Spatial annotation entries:
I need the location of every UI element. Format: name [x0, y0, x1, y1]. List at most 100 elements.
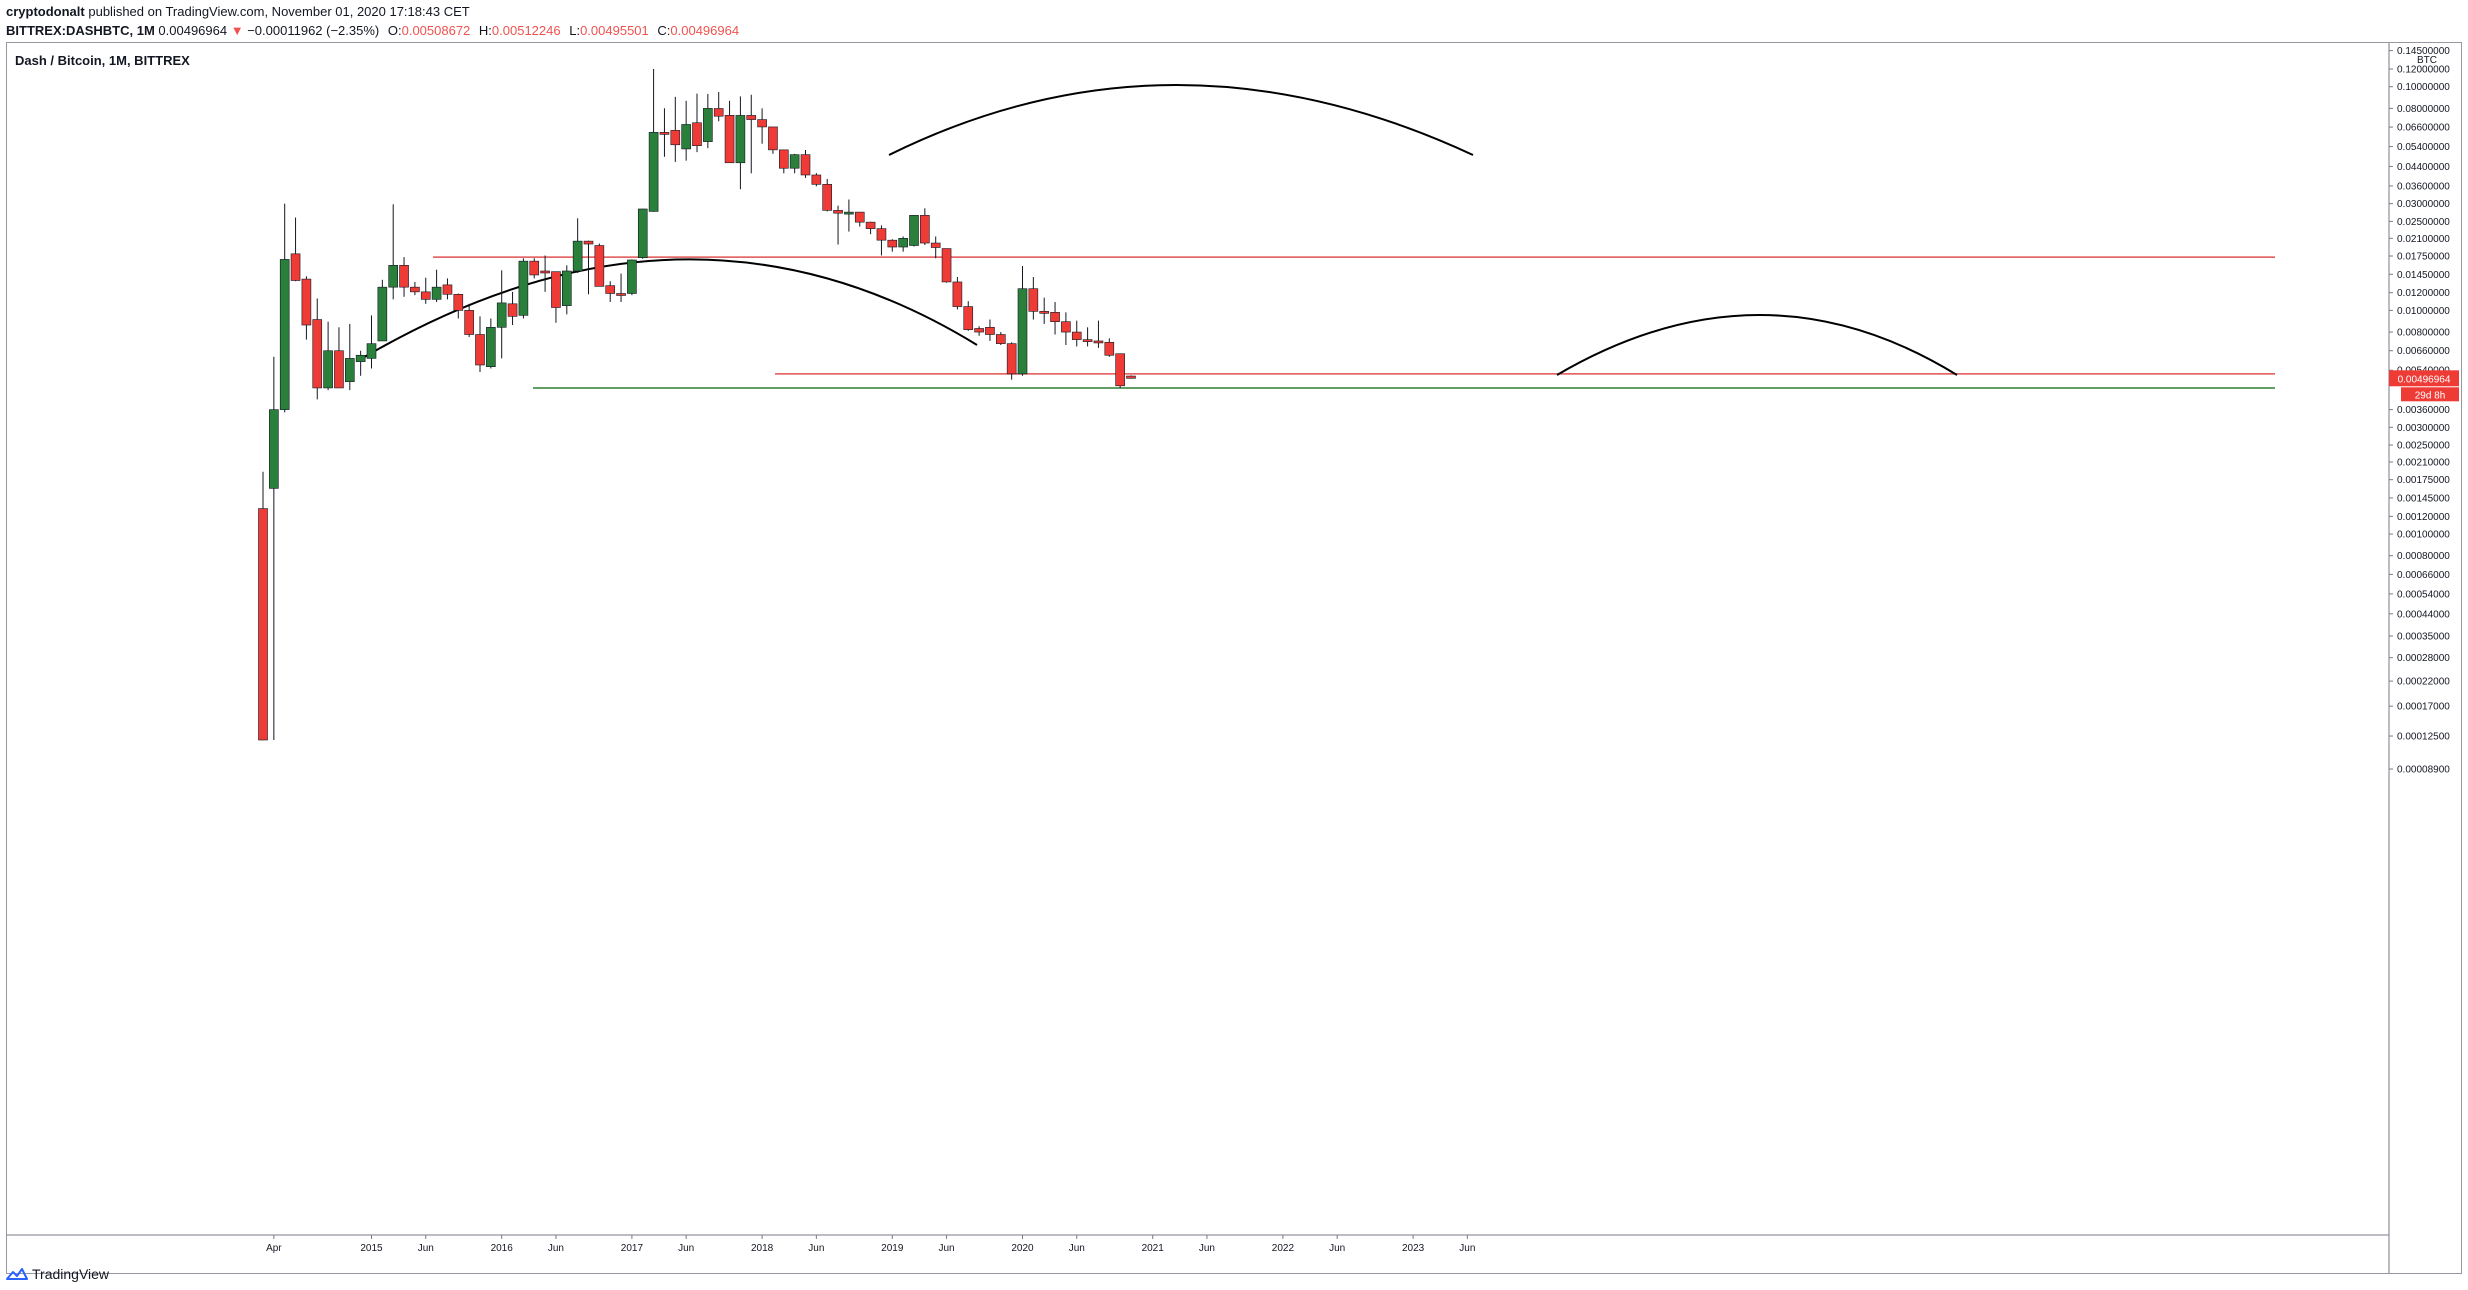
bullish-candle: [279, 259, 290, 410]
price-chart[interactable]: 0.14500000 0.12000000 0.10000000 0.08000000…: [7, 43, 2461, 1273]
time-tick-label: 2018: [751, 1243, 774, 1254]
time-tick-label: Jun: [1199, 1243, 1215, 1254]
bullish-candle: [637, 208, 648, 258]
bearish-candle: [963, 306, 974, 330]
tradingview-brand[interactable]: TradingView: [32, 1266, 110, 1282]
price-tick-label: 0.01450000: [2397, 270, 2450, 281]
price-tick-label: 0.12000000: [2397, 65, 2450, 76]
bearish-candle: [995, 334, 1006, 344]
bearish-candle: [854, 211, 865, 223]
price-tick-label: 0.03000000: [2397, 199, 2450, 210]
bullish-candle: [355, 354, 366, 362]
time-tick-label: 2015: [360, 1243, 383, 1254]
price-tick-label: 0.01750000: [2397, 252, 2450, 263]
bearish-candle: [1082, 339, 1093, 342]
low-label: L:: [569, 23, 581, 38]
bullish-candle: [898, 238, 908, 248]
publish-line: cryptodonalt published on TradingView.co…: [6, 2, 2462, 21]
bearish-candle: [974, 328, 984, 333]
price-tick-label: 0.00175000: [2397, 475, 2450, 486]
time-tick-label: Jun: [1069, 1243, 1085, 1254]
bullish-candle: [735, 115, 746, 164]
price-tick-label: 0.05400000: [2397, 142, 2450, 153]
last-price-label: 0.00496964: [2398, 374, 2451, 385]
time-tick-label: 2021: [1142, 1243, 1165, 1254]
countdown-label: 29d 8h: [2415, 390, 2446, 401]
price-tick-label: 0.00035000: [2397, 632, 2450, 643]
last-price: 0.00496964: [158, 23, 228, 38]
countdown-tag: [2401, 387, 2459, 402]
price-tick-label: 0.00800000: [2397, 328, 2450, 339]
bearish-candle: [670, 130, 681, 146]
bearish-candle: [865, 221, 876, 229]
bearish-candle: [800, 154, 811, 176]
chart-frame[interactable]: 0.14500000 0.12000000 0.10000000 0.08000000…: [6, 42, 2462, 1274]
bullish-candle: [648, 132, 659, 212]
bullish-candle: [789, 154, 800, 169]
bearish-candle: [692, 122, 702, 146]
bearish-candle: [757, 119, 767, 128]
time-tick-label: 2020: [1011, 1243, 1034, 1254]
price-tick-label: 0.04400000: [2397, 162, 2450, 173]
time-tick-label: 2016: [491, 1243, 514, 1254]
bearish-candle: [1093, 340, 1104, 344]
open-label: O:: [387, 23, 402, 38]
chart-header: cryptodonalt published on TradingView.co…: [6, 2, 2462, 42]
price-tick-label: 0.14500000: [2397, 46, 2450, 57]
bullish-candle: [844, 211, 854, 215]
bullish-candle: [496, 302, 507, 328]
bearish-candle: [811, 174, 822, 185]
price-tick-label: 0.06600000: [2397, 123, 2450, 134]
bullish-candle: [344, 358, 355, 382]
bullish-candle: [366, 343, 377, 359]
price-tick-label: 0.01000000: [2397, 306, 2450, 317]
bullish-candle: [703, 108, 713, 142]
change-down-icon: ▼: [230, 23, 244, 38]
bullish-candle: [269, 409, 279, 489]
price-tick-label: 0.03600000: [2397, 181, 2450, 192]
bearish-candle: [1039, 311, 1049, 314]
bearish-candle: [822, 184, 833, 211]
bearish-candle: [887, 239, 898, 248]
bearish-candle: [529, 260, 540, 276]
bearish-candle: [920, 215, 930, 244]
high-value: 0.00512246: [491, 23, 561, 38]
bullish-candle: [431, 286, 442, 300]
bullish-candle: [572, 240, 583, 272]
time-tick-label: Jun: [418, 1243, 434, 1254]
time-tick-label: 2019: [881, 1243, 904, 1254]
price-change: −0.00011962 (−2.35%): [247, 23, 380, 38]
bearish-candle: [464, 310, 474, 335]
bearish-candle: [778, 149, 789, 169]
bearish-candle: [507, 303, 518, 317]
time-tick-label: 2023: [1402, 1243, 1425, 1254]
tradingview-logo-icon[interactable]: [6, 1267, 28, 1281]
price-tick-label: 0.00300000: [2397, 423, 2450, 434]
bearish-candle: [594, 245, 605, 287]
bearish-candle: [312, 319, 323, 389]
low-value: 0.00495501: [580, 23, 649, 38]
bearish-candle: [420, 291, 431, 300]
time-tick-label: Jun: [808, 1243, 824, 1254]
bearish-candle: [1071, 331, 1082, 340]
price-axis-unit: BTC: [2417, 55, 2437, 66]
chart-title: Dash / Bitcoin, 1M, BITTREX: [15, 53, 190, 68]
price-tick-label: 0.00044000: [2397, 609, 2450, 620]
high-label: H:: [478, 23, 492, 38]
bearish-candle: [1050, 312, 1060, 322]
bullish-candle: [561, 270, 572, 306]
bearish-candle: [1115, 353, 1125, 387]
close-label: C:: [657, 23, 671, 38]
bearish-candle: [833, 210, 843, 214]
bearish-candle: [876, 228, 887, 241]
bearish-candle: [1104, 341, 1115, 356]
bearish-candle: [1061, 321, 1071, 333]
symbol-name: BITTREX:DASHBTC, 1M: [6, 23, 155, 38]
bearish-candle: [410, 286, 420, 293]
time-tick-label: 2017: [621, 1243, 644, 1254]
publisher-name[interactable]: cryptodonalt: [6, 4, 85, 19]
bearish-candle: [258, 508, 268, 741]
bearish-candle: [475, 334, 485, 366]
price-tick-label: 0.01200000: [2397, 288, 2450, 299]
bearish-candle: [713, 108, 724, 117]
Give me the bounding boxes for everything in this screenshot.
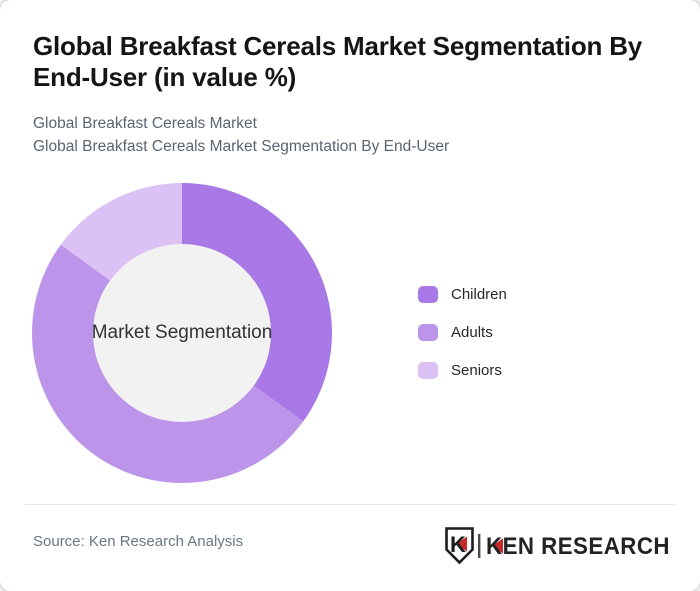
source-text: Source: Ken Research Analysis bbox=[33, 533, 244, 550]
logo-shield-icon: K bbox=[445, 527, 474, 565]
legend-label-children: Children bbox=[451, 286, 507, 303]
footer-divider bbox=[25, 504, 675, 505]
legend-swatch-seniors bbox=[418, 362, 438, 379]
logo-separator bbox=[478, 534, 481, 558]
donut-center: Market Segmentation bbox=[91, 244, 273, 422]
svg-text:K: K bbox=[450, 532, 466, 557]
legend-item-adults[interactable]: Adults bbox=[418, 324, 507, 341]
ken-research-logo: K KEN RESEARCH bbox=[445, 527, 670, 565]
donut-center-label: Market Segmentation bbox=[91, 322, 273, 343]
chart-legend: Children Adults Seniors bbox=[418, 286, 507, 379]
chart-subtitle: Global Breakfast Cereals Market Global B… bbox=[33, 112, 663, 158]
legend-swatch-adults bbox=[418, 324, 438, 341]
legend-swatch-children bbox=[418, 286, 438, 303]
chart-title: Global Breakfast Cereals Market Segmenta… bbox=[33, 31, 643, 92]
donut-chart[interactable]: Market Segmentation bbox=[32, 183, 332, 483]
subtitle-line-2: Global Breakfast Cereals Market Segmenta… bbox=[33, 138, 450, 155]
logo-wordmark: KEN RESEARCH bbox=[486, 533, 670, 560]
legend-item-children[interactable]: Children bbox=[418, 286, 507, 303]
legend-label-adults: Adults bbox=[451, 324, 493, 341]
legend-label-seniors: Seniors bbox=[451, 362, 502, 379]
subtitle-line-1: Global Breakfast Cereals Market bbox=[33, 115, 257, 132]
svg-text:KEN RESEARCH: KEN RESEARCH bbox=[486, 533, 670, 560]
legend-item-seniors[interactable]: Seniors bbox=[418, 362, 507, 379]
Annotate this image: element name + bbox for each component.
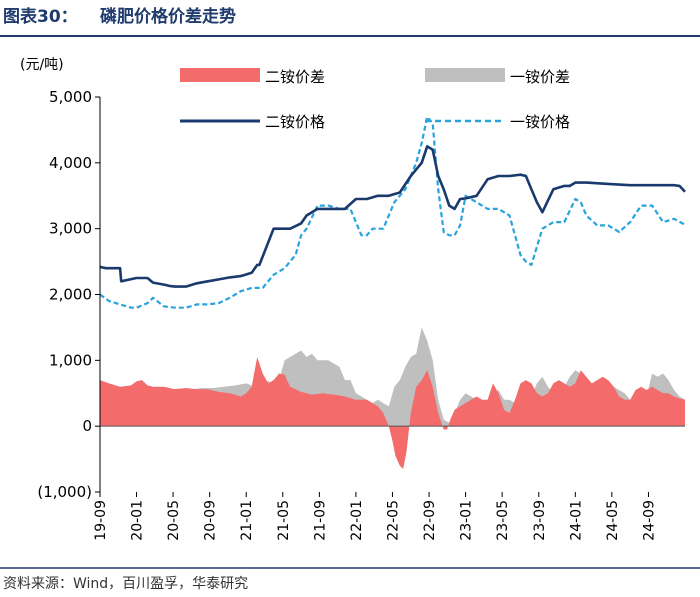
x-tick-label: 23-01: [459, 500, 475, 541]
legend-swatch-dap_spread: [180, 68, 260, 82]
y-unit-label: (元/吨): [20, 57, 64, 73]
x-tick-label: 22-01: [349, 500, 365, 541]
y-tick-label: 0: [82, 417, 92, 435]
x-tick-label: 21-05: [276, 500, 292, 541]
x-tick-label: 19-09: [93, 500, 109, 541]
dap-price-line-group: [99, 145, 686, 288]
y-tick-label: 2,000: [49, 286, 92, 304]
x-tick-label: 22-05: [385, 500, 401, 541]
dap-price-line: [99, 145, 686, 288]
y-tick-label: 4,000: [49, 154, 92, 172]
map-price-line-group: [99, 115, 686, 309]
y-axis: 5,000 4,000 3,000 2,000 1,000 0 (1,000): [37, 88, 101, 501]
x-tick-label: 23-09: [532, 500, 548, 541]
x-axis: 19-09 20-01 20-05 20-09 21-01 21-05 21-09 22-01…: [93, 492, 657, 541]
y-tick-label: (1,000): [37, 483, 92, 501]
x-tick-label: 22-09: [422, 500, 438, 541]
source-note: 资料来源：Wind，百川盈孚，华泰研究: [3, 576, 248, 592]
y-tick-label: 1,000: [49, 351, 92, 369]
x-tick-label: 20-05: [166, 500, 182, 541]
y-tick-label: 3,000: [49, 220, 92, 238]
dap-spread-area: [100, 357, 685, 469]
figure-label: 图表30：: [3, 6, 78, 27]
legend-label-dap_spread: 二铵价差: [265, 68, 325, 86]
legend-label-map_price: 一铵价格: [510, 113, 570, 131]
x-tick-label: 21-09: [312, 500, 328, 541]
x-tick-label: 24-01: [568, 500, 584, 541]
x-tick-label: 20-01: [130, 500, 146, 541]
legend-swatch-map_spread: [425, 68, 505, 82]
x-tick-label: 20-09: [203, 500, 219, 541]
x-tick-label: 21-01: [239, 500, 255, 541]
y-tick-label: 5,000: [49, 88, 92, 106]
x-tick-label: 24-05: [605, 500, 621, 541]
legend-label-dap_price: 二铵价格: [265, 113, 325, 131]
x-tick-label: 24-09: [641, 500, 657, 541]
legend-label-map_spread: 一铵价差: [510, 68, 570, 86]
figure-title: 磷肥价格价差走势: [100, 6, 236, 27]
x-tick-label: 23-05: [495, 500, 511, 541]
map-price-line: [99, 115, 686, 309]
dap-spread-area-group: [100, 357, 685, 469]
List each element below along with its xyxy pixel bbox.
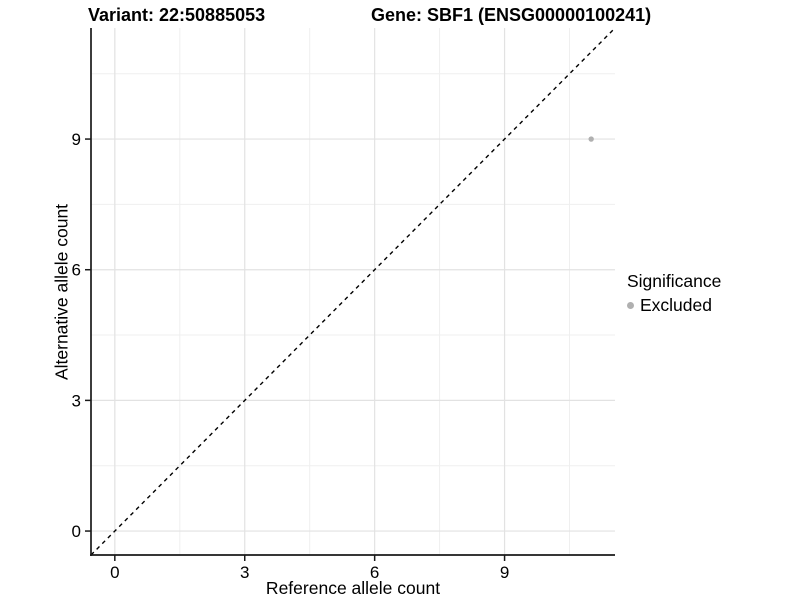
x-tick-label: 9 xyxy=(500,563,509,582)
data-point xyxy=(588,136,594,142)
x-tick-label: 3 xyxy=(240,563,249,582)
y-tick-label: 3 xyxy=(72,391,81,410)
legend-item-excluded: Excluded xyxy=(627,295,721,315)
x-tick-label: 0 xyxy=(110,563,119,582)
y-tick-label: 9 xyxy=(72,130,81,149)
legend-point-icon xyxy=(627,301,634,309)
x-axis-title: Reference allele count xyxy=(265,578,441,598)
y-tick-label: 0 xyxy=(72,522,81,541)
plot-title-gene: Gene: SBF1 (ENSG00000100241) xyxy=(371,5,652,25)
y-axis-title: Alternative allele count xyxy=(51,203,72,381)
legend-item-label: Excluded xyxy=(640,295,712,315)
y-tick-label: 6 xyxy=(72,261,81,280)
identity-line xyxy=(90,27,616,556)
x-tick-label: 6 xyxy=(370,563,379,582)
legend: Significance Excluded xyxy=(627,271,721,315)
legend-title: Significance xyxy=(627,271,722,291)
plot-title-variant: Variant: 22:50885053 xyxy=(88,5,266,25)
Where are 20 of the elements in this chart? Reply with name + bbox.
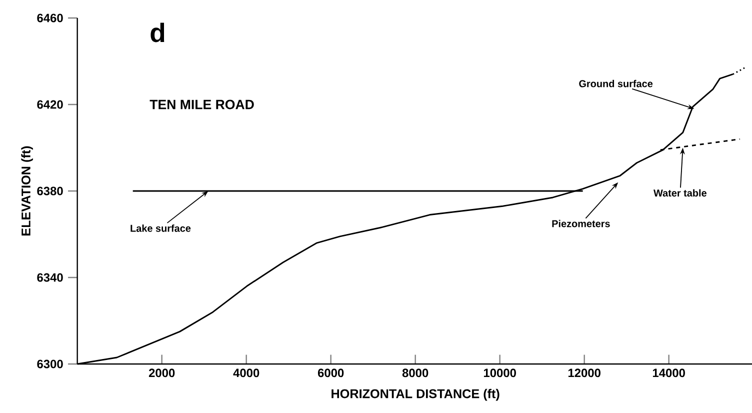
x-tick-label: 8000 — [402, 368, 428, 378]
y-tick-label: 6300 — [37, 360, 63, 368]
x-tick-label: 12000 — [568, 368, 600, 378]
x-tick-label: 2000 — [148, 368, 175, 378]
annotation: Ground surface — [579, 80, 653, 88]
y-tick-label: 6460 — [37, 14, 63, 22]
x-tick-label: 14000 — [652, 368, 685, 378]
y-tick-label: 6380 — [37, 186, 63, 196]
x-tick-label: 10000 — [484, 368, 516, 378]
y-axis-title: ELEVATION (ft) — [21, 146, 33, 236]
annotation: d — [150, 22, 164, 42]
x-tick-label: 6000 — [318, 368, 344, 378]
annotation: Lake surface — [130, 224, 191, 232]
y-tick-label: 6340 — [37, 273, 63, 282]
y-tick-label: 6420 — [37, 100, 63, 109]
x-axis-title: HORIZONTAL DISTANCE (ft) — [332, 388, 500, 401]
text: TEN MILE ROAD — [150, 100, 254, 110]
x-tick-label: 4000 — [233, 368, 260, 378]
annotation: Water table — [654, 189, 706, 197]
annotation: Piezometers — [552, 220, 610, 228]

• Problem to solve: Reproduce the lines of the data above verbatim, from the line containing "bullish-candle: [279, 259, 290, 410]" through the line containing "bearish-candle: [692, 122, 702, 146]", including both of these lines.

• Answer to the problem:
bullish-candle: [279, 259, 290, 410]
price-chart[interactable]: 0.14500000 0.12000000 0.10000000 0.08000000…: [7, 43, 2461, 1273]
time-tick-label: 2018: [751, 1243, 774, 1254]
time-tick-label: Jun: [1199, 1243, 1215, 1254]
bullish-candle: [637, 208, 648, 258]
bearish-candle: [963, 306, 974, 330]
tradingview-brand[interactable]: TradingView: [32, 1266, 110, 1282]
price-tick-label: 0.01450000: [2397, 270, 2450, 281]
price-tick-label: 0.12000000: [2397, 65, 2450, 76]
bearish-candle: [995, 334, 1006, 344]
bearish-candle: [854, 211, 865, 223]
price-tick-label: 0.03000000: [2397, 199, 2450, 210]
bullish-candle: [355, 354, 366, 362]
time-tick-label: 2015: [360, 1243, 383, 1254]
price-tick-label: 0.01750000: [2397, 252, 2450, 263]
bearish-candle: [1082, 339, 1093, 342]
low-label: L:: [569, 23, 581, 38]
bullish-candle: [898, 238, 908, 248]
publish-line: cryptodonalt published on TradingView.co…: [6, 2, 2462, 21]
bearish-candle: [974, 328, 984, 333]
price-tick-label: 0.00175000: [2397, 475, 2450, 486]
time-tick-label: Jun: [1069, 1243, 1085, 1254]
bullish-candle: [735, 115, 746, 164]
price-tick-label: 0.05400000: [2397, 142, 2450, 153]
last-price-label: 0.00496964: [2398, 374, 2451, 385]
time-tick-label: 2021: [1142, 1243, 1165, 1254]
countdown-label: 29d 8h: [2415, 390, 2446, 401]
price-tick-label: 0.00035000: [2397, 632, 2450, 643]
last-price: 0.00496964: [158, 23, 228, 38]
countdown-tag: [2401, 387, 2459, 402]
price-tick-label: 0.00800000: [2397, 328, 2450, 339]
bearish-candle: [670, 130, 681, 146]
bearish-candle: [865, 221, 876, 229]
bearish-candle: [800, 154, 811, 176]
chart-frame[interactable]: 0.14500000 0.12000000 0.10000000 0.08000000…: [6, 42, 2462, 1274]
bullish-candle: [648, 132, 659, 212]
bullish-candle: [789, 154, 800, 169]
bearish-candle: [692, 122, 702, 146]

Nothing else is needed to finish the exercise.